◆ **WRITTEN INSTRUCTION A**:
Please reproduce the rows verbatim, beginning with the first row and ending after the line that contains "sidebar-link[interactable]: 角色 xyxy=(264,384,284,396)".

◆ **DOCUMENT SECTION**:
# Fun drop A bands/songs??



## allshallperishfan (Jan 21, 2012)

i like playin in drop a but i wanna play something more challenging and more techincal, than just impending doom, carnifex, and whitechapel.

any good songs or bands?

thanks!


----------



## CrownofWorms (Jan 21, 2012)

Nile


----------



## 1337 (Jan 21, 2012)

Yea Nile is probably as technical as your going to get in drop A lol. Nothing else comes to mind.


----------



## allshallperishfan (Jan 21, 2012)

hahahah i was gonna edit and say NO NILE... they are good and all but i dont really wanna play tht genre.. im thinkin more along the lines of born of osiris, the contortionist, veil of maya. progressive metal


----------



## scherzo1928 (Jan 21, 2012)

Bloodbath!!!


----------



## 1337 (Jan 21, 2012)

VoM should be a step higher then BoO is... half a step lower?


----------



## Ninjahat (Jan 21, 2012)

allshallperishfan said:


> hahahah i was gonna edit and say NO NILE... they are good and all but i dont really wanna play tht genre.. im thinkin more along the lines of born of osiris, the contortionist, veil of maya. progressive metal


 Dude Niles way progressive? You're lucky I haven't touched My rage-ahol in a while, because apart from BOO's latest effort, that is probably the closest I would consider proggressive that You've listed. RAEGING HARD!


----------



## ittoa666 (Jan 21, 2012)

scherzo1928 said:


> Bloodbath!!!



Eaten!!!!


----------



## 1337 (Jan 21, 2012)

u best not make him raeg breh!>:[


----------



## allshallperishfan (Jan 21, 2012)

ill check em out never heard of em!


----------



## Ninjahat (Jan 21, 2012)

1337 said:


> u best not make him raeg breh!>:[


 Far 2 l8 4 dat Man, I iz alredy firin' mah lazer of raeg!


----------



## 1337 (Jan 21, 2012)

allshallperishfan said:


> ill check em out never heard of em!



WHAT?!?! Bloodbath?


----------



## scherzo1928 (Jan 21, 2012)

allshallperishfan said:


> ill check em out never heard of em!


 
Scherzo to the rescue!







This one is in drop B... but the riffing is tits

really fun one to play


----------



## Don Vito (Jan 22, 2012)

Doesn't Scar Symmetry play in drop A?


----------



## DecrepitBeing (Jan 22, 2012)

◆ **WRITTEN INSTRUCTION B**:
List every username that appears in a post heading in the drop A thread, each name once.

◆ **RECORDS SHOWN**:
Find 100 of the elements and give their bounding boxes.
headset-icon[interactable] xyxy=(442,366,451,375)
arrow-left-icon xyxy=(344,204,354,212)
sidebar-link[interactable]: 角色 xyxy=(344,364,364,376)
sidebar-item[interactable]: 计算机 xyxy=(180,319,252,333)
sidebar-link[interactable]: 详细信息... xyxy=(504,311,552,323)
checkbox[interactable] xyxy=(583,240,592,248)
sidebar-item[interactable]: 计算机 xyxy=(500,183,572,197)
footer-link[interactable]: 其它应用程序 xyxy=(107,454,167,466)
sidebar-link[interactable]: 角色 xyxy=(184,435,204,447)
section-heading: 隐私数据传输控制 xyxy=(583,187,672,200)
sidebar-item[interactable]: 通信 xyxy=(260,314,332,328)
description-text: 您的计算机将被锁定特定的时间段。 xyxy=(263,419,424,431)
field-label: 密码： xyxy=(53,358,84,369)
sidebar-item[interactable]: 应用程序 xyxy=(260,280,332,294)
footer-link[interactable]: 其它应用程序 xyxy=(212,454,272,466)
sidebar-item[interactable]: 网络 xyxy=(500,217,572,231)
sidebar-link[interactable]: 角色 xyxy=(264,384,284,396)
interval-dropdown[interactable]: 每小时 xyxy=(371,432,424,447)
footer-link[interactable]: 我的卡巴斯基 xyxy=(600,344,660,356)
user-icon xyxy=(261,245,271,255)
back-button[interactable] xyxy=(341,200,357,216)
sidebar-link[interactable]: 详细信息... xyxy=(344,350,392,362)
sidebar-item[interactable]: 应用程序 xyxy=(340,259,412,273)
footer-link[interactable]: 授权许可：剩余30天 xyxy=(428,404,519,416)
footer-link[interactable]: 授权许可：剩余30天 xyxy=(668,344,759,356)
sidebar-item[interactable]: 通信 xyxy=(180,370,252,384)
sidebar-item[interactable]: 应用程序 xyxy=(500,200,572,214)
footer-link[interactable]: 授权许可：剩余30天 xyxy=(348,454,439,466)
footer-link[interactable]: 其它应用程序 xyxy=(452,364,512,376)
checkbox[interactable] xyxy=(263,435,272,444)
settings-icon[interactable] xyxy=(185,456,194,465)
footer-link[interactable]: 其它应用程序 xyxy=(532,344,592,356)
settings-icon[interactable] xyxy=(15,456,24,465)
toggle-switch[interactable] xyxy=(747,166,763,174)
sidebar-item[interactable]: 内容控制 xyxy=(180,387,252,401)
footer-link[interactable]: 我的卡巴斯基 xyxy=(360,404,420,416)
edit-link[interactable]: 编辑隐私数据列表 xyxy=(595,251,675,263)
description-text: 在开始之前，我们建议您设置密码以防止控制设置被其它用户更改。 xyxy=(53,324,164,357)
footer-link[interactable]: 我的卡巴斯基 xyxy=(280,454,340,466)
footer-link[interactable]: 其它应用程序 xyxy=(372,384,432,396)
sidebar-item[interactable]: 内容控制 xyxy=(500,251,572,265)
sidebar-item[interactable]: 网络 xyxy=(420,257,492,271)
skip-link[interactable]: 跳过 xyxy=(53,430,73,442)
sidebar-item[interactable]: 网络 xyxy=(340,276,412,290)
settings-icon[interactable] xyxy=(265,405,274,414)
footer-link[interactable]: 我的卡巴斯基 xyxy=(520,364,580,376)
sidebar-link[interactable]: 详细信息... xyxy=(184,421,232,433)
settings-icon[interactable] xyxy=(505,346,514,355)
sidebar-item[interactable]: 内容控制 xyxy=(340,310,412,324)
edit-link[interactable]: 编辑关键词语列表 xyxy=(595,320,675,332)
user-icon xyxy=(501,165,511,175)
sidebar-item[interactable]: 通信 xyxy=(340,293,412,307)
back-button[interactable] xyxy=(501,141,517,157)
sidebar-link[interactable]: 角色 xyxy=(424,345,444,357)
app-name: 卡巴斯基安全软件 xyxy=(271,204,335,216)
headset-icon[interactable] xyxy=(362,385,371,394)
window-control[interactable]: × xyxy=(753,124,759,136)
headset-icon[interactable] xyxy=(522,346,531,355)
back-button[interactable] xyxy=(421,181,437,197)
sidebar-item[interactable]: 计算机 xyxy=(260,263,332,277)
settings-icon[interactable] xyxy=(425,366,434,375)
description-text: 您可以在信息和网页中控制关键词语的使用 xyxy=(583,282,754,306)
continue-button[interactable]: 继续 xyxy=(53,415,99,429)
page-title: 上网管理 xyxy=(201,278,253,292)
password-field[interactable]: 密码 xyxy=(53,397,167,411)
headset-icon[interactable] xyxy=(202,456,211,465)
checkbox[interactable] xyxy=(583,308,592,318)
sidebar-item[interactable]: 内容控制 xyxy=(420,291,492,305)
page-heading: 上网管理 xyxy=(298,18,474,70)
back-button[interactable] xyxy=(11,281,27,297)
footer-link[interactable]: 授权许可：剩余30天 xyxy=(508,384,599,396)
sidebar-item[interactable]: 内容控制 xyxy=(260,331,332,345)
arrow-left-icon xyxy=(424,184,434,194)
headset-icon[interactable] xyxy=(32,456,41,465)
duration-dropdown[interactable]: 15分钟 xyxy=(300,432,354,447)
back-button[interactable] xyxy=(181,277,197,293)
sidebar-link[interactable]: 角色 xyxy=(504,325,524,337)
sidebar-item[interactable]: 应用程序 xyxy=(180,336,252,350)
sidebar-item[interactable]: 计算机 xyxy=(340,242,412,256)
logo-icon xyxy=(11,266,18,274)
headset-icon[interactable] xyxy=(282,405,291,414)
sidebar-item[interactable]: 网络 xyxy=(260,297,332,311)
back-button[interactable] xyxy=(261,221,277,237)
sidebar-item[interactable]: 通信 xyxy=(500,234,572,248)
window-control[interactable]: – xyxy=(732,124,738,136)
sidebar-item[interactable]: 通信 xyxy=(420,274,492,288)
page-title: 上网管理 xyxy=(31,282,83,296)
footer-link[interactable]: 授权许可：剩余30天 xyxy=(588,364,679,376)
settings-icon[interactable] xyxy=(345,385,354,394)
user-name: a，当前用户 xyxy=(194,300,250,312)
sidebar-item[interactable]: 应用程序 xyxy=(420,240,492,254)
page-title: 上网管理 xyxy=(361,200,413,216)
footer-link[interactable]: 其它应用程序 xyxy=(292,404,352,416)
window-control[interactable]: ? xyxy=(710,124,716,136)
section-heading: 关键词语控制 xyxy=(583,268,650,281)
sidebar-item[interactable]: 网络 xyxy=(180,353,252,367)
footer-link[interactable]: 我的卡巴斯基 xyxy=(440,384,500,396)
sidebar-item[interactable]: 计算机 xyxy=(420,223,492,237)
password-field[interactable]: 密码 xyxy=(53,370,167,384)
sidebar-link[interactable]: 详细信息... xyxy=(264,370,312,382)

◆ **ANSWER A**:
Find 100 of the elements and give their bounding boxes.
headset-icon[interactable] xyxy=(442,366,451,375)
arrow-left-icon xyxy=(344,204,354,212)
sidebar-link[interactable]: 角色 xyxy=(344,364,364,376)
sidebar-item[interactable]: 计算机 xyxy=(180,319,252,333)
sidebar-link[interactable]: 详细信息... xyxy=(504,311,552,323)
checkbox[interactable] xyxy=(583,240,592,248)
sidebar-item[interactable]: 计算机 xyxy=(500,183,572,197)
footer-link[interactable]: 其它应用程序 xyxy=(107,454,167,466)
sidebar-link[interactable]: 角色 xyxy=(184,435,204,447)
section-heading: 隐私数据传输控制 xyxy=(583,187,672,200)
sidebar-item[interactable]: 通信 xyxy=(260,314,332,328)
description-text: 您的计算机将被锁定特定的时间段。 xyxy=(263,419,424,431)
field-label: 密码： xyxy=(53,358,84,369)
sidebar-item[interactable]: 应用程序 xyxy=(260,280,332,294)
footer-link[interactable]: 其它应用程序 xyxy=(212,454,272,466)
sidebar-item[interactable]: 网络 xyxy=(500,217,572,231)
sidebar-link[interactable]: 角色 xyxy=(264,384,284,396)

◆ **ANSWER B**:
allshallperishfan
CrownofWorms
1337
scherzo1928
Ninjahat
ittoa666
Don Vito
DecrepitBeing